What you are asked to do:
Repeat every record below exactly as it appears.

Material for this task:
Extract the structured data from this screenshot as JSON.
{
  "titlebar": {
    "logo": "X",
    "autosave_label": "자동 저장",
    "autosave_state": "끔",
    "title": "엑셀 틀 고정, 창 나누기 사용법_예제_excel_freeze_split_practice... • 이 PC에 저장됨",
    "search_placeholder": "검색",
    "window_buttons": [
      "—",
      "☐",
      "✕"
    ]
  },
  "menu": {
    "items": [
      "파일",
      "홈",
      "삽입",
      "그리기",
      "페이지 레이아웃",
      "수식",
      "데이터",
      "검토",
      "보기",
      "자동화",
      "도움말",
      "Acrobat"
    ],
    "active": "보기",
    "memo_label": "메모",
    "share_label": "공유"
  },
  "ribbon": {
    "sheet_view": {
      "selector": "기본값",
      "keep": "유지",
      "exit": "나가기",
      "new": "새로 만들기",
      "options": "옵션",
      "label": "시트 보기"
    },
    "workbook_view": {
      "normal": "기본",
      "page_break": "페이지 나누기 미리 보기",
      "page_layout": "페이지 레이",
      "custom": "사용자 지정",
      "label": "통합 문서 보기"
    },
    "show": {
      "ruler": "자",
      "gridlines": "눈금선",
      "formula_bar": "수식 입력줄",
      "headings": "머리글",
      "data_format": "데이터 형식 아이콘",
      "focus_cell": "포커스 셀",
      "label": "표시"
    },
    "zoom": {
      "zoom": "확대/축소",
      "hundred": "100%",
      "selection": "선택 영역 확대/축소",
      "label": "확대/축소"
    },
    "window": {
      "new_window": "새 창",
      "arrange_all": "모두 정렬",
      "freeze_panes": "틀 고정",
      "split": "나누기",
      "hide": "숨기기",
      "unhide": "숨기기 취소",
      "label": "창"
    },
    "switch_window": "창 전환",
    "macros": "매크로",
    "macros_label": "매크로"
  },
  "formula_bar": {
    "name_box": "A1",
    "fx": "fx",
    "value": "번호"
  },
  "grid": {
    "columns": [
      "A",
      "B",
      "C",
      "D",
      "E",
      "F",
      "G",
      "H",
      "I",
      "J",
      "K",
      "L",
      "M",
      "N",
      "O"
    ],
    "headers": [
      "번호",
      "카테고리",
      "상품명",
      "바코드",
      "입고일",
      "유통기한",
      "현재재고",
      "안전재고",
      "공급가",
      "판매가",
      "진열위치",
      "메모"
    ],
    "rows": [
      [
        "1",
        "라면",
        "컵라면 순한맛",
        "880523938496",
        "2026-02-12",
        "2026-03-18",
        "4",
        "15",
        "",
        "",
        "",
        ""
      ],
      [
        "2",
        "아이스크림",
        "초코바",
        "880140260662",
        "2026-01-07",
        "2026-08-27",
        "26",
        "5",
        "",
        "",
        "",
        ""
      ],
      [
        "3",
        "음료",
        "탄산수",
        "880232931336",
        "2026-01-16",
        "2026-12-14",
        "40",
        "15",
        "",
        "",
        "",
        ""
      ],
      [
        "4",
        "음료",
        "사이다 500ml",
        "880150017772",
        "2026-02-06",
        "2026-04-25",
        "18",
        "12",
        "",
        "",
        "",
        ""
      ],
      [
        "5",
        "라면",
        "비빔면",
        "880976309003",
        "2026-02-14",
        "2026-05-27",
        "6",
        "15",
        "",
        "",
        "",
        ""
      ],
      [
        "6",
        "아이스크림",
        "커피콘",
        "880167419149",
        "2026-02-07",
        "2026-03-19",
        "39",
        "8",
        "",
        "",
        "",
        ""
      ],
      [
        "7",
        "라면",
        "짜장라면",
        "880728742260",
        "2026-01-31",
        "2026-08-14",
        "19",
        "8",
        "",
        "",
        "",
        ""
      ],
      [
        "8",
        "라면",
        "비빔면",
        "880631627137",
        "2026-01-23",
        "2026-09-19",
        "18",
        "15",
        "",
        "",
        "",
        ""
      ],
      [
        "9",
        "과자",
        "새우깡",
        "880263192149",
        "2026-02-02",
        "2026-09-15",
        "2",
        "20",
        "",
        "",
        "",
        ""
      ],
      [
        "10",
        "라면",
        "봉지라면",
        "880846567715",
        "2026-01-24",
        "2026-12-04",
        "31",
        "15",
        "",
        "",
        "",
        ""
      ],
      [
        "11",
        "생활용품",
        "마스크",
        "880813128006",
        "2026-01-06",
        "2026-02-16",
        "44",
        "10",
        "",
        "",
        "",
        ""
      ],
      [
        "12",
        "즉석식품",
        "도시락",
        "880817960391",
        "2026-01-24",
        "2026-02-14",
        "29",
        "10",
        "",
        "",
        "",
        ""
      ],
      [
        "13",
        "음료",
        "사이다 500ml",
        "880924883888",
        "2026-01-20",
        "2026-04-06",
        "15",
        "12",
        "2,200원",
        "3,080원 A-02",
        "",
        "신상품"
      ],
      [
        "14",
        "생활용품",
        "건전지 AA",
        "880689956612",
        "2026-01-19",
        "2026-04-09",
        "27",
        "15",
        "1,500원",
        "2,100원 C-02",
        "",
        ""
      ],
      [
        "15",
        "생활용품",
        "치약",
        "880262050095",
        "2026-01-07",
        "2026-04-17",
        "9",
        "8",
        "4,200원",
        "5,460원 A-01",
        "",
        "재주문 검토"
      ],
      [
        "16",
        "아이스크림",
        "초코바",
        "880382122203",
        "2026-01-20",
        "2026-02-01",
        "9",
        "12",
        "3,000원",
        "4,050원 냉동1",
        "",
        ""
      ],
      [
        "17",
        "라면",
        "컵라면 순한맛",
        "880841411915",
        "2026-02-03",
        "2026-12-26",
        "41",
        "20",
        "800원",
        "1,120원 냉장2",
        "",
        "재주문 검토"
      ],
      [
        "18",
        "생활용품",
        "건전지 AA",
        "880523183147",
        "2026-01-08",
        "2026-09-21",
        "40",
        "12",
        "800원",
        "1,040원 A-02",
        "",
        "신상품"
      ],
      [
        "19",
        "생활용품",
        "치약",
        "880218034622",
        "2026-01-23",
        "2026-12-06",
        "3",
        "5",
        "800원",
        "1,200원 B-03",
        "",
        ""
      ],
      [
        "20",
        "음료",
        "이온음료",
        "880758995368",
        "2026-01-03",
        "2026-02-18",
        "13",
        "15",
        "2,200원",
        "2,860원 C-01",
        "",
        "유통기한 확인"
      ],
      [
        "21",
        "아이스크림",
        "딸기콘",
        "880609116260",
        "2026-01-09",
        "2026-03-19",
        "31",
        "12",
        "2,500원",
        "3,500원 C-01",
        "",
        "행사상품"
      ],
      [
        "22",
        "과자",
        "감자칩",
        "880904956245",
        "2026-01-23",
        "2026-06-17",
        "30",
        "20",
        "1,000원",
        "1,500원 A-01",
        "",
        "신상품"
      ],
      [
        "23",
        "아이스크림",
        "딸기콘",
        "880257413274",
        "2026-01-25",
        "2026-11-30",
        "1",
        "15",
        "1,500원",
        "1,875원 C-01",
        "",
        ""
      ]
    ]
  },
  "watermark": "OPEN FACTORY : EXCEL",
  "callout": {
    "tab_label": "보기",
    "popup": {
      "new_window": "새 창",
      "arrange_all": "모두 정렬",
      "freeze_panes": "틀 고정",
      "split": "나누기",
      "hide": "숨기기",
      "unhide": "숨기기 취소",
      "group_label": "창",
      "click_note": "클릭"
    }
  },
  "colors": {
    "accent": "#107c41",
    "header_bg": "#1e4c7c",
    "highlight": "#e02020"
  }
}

Expected output:
Extract the structured data from this screenshot as JSON.
{
  "titlebar": {
    "logo": "X",
    "autosave_label": "자동 저장",
    "autosave_state": "끔",
    "title": "엑셀 틀 고정, 창 나누기 사용법_예제_excel_freeze_split_practice... • 이 PC에 저장됨",
    "search_placeholder": "검색",
    "window_buttons": [
      "—",
      "☐",
      "✕"
    ]
  },
  "menu": {
    "items": [
      "파일",
      "홈",
      "삽입",
      "그리기",
      "페이지 레이아웃",
      "수식",
      "데이터",
      "검토",
      "보기",
      "자동화",
      "도움말",
      "Acrobat"
    ],
    "active": "보기",
    "memo_label": "메모",
    "share_label": "공유"
  },
  "ribbon": {
    "sheet_view": {
      "selector": "기본값",
      "keep": "유지",
      "exit": "나가기",
      "new": "새로 만들기",
      "options": "옵션",
      "label": "시트 보기"
    },
    "workbook_view": {
      "normal": "기본",
      "page_break": "페이지 나누기 미리 보기",
      "page_layout": "페이지 레이",
      "custom": "사용자 지정",
      "label": "통합 문서 보기"
    },
    "show": {
      "ruler": "자",
      "gridlines": "눈금선",
      "formula_bar": "수식 입력줄",
      "headings": "머리글",
      "data_format": "데이터 형식 아이콘",
      "focus_cell": "포커스 셀",
      "label": "표시"
    },
    "zoom": {
      "zoom": "확대/축소",
      "hundred": "100%",
      "selection": "선택 영역 확대/축소",
      "label": "확대/축소"
    },
    "window": {
      "new_window": "새 창",
      "arrange_all": "모두 정렬",
      "freeze_panes": "틀 고정",
      "split": "나누기",
      "hide": "숨기기",
      "unhide": "숨기기 취소",
      "label": "창"
    },
    "switch_window": "창 전환",
    "macros": "매크로",
    "macros_label": "매크로"
  },
  "formula_bar": {
    "name_box": "A1",
    "fx": "fx",
    "value": "번호"
  },
  "grid": {
    "columns": [
      "A",
      "B",
      "C",
      "D",
      "E",
      "F",
      "G",
      "H",
      "I",
      "J",
      "K",
      "L",
      "M",
      "N",
      "O"
    ],
    "headers": [
      "번호",
      "카테고리",
      "상품명",
      "바코드",
      "입고일",
      "유통기한",
      "현재재고",
      "안전재고",
      "공급가",
      "판매가",
      "진열위치",
      "메모"
    ],
    "rows": [
      [
        "1",
        "라면",
        "컵라면 순한맛",
        "880523938496",
        "2026-02-12",
        "2026-03-18",
        "4",
        "15",
        "",
        "",
        "",
        ""
      ],
      [
        "2",
        "아이스크림",
        "초코바",
        "880140260662",
        "2026-01-07",
        "2026-08-27",
        "26",
        "5",
        "",
        "",
        "",
        ""
      ],
      [
        "3",
        "음료",
        "탄산수",
        "880232931336",
        "2026-01-16",
        "2026-12-14",
        "40",
        "15",
        "",
        "",
        "",
        ""
      ],
      [
        "4",
        "음료",
        "사이다 500ml",
        "880150017772",
        "2026-02-06",
        "2026-04-25",
        "18",
        "12",
        "",
        "",
        "",
        ""
      ],
      [
        "5",
        "라면",
        "비빔면",
        "880976309003",
        "2026-02-14",
        "2026-05-27",
        "6",
        "15",
        "",
        "",
        "",
        ""
      ],
      [
        "6",
        "아이스크림",
        "커피콘",
        "880167419149",
        "2026-02-07",
        "2026-03-19",
        "39",
        "8",
        "",
        "",
        "",
        ""
      ],
      [
        "7",
        "라면",
        "짜장라면",
        "880728742260",
        "2026-01-31",
        "2026-08-14",
        "19",
        "8",
        "",
        "",
        "",
        ""
      ],
      [
        "8",
        "라면",
        "비빔면",
        "880631627137",
        "2026-01-23",
        "2026-09-19",
        "18",
        "15",
        "",
        "",
        "",
        ""
      ],
      [
        "9",
        "과자",
        "새우깡",
        "880263192149",
        "2026-02-02",
        "2026-09-15",
        "2",
        "20",
        "",
        "",
        "",
        ""
      ],
      [
        "10",
        "라면",
        "봉지라면",
        "880846567715",
        "2026-01-24",
        "2026-12-04",
        "31",
        "15",
        "",
        "",
        "",
        ""
      ],
      [
        "11",
        "생활용품",
        "마스크",
        "880813128006",
        "2026-01-06",
        "2026-02-16",
        "44",
        "10",
        "",
        "",
        "",
        ""
      ],
      [
        "12",
        "즉석식품",
        "도시락",
        "880817960391",
        "2026-01-24",
        "2026-02-14",
        "29",
        "10",
        "",
        "",
        "",
        ""
      ],
      [
        "13",
        "음료",
        "사이다 500ml",
        "880924883888",
        "2026-01-20",
        "2026-04-06",
        "15",
        "12",
        "2,200원",
        "3,080원 A-02",
        "",
        "신상품"
      ],
      [
        "14",
        "생활용품",
        "건전지 AA",
        "880689956612",
        "2026-01-19",
        "2026-04-09",
        "27",
        "15",
        "1,500원",
        "2,100원 C-02",
        "",
        ""
      ],
      [
        "15",
        "생활용품",
        "치약",
        "880262050095",
        "2026-01-07",
        "2026-04-17",
        "9",
        "8",
        "4,200원",
        "5,460원 A-01",
        "",
        "재주문 검토"
      ],
      [
        "16",
        "아이스크림",
        "초코바",
        "880382122203",
        "2026-01-20",
        "2026-02-01",
        "9",
        "12",
        "3,000원",
        "4,050원 냉동1",
        "",
        ""
      ],
      [
        "17",
        "라면",
        "컵라면 순한맛",
        "880841411915",
        "2026-02-03",
        "2026-12-26",
        "41",
        "20",
        "800원",
        "1,120원 냉장2",
        "",
        "재주문 검토"
      ],
      [
        "18",
        "생활용품",
        "건전지 AA",
        "880523183147",
        "2026-01-08",
        "2026-09-21",
        "40",
        "12",
        "800원",
        "1,040원 A-02",
        "",
        "신상품"
      ],
      [
        "19",
        "생활용품",
        "치약",
        "880218034622",
        "2026-01-23",
        "2026-12-06",
        "3",
        "5",
        "800원",
        "1,200원 B-03",
        "",
        ""
      ],
      [
        "20",
        "음료",
        "이온음료",
        "880758995368",
        "2026-01-03",
        "2026-02-18",
        "13",
        "15",
        "2,200원",
        "2,860원 C-01",
        "",
        "유통기한 확인"
      ],
      [
        "21",
        "아이스크림",
        "딸기콘",
        "880609116260",
        "2026-01-09",
        "2026-03-19",
        "31",
        "12",
        "2,500원",
        "3,500원 C-01",
        "",
        "행사상품"
      ],
      [
        "22",
        "과자",
        "감자칩",
        "880904956245",
        "2026-01-23",
        "2026-06-17",
        "30",
        "20",
        "1,000원",
        "1,500원 A-01",
        "",
        "신상품"
      ],
      [
        "23",
        "아이스크림",
        "딸기콘",
        "880257413274",
        "2026-01-25",
        "2026-11-30",
        "1",
        "15",
        "1,500원",
        "1,875원 C-01",
        "",
        ""
      ]
    ]
  },
  "watermark": "OPEN FACTORY : EXCEL",
  "callout": {
    "tab_label": "보기",
    "popup": {
      "new_window": "새 창",
      "arrange_all": "모두 정렬",
      "freeze_panes": "틀 고정",
      "split": "나누기",
      "hide": "숨기기",
      "unhide": "숨기기 취소",
      "group_label": "창",
      "click_note": "클릭"
    }
  },
  "colors": {
    "accent": "#107c41",
    "header_bg": "#1e4c7c",
    "highlight": "#e02020"
  }
}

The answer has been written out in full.